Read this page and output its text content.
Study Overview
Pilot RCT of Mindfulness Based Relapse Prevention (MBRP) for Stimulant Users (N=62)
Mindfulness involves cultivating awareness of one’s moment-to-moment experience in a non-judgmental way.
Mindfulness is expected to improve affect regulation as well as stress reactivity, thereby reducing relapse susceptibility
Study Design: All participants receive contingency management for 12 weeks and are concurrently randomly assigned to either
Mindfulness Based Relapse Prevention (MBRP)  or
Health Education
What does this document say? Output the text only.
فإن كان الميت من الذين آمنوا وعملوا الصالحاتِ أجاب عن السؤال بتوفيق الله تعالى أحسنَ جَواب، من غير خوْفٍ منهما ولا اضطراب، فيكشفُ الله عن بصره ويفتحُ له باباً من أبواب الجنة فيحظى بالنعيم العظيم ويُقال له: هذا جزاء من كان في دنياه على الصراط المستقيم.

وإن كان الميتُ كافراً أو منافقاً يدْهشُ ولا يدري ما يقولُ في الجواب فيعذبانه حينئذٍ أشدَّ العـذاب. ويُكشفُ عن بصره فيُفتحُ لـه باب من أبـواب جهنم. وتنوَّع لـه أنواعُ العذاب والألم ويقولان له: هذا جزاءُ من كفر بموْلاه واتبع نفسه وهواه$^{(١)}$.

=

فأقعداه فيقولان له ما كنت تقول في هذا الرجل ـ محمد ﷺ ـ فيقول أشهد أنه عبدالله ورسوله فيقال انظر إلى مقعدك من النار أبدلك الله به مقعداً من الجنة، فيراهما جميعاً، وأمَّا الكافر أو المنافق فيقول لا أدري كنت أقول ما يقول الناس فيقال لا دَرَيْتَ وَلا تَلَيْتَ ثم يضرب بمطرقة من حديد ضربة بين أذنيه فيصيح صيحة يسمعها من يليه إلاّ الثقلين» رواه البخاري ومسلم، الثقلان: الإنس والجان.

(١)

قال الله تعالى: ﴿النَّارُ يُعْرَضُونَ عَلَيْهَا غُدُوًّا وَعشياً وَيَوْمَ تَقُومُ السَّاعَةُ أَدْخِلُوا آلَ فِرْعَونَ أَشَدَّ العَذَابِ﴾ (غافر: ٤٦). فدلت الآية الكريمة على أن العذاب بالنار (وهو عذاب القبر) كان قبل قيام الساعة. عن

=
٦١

-------------------------

## [Problem requirements]
Return the entries in full, keeping every line exactly as it is.

## [Task response]
Read this page and output its text content.
Study Overview
Pilot RCT of Mindfulness Based Relapse Prevention (MBRP) for Stimulant Users (N=62)
Mindfulness involves cultivating awareness of one’s moment-to-moment experience in a non-judgmental way.
Mindfulness is expected to improve affect regulation as well as stress reactivity, thereby reducing relapse susceptibility
Study Design: All participants receive contingency management for 12 weeks and are concurrently randomly assigned to either
Mindfulness Based Relapse Prevention (MBRP)  or
Health Education
What does this document say? Output the text only.
فإن كان الميت من الذين آمنوا وعملوا الصالحاتِ أجاب عن السؤال بتوفيق الله تعالى أحسنَ جَواب، من غير خوْفٍ منهما ولا اضطراب، فيكشفُ الله عن بصره ويفتحُ له باباً من أبواب الجنة فيحظى بالنعيم العظيم ويُقال له: هذا جزاء من كان في دنياه على الصراط المستقيم.

وإن كان الميتُ كافراً أو منافقاً يدْهشُ ولا يدري ما يقولُ في الجواب فيعذبانه حينئذٍ أشدَّ العـذاب. ويُكشفُ عن بصره فيُفتحُ لـه باب من أبـواب جهنم. وتنوَّع لـه أنواعُ العذاب والألم ويقولان له: هذا جزاءُ من كفر بموْلاه واتبع نفسه وهواه$^{(١)}$.

=

فأقعداه فيقولان له ما كنت تقول في هذا الرجل ـ محمد ﷺ ـ فيقول أشهد أنه عبدالله ورسوله فيقال انظر إلى مقعدك من النار أبدلك الله به مقعداً من الجنة، فيراهما جميعاً، وأمَّا الكافر أو المنافق فيقول لا أدري كنت أقول ما يقول الناس فيقال لا دَرَيْتَ وَلا تَلَيْتَ ثم يضرب بمطرقة من حديد ضربة بين أذنيه فيصيح صيحة يسمعها من يليه إلاّ الثقلين» رواه البخاري ومسلم، الثقلان: الإنس والجان.

(١)

قال الله تعالى: ﴿النَّارُ يُعْرَضُونَ عَلَيْهَا غُدُوًّا وَعشياً وَيَوْمَ تَقُومُ السَّاعَةُ أَدْخِلُوا آلَ فِرْعَونَ أَشَدَّ العَذَابِ﴾ (غافر: ٤٦). فدلت الآية الكريمة على أن العذاب بالنار (وهو عذاب القبر) كان قبل قيام الساعة. عن

=
٦١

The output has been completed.